EXERCISE:
Quote every line below exactly and skip any picture.

ENTRIES:
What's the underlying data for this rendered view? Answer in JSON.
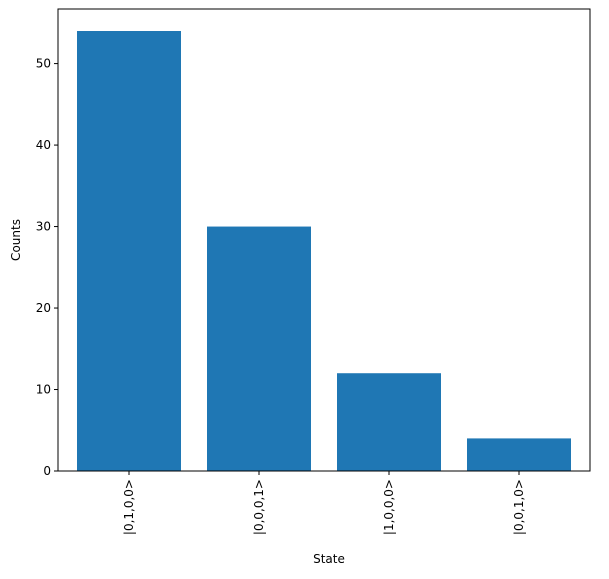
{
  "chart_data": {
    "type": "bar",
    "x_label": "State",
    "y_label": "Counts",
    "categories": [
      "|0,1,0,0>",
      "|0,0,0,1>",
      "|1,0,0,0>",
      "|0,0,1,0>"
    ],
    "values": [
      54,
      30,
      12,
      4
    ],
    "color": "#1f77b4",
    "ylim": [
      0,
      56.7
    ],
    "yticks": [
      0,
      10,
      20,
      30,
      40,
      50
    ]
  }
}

TASK RESULT:
What's the underlying data for this rendered view? Answer in JSON.
{
  "chart_data": {
    "type": "bar",
    "x_label": "State",
    "y_label": "Counts",
    "categories": [
      "|0,1,0,0>",
      "|0,0,0,1>",
      "|1,0,0,0>",
      "|0,0,1,0>"
    ],
    "values": [
      54,
      30,
      12,
      4
    ],
    "color": "#1f77b4",
    "ylim": [
      0,
      56.7
    ],
    "yticks": [
      0,
      10,
      20,
      30,
      40,
      50
    ]
  }
}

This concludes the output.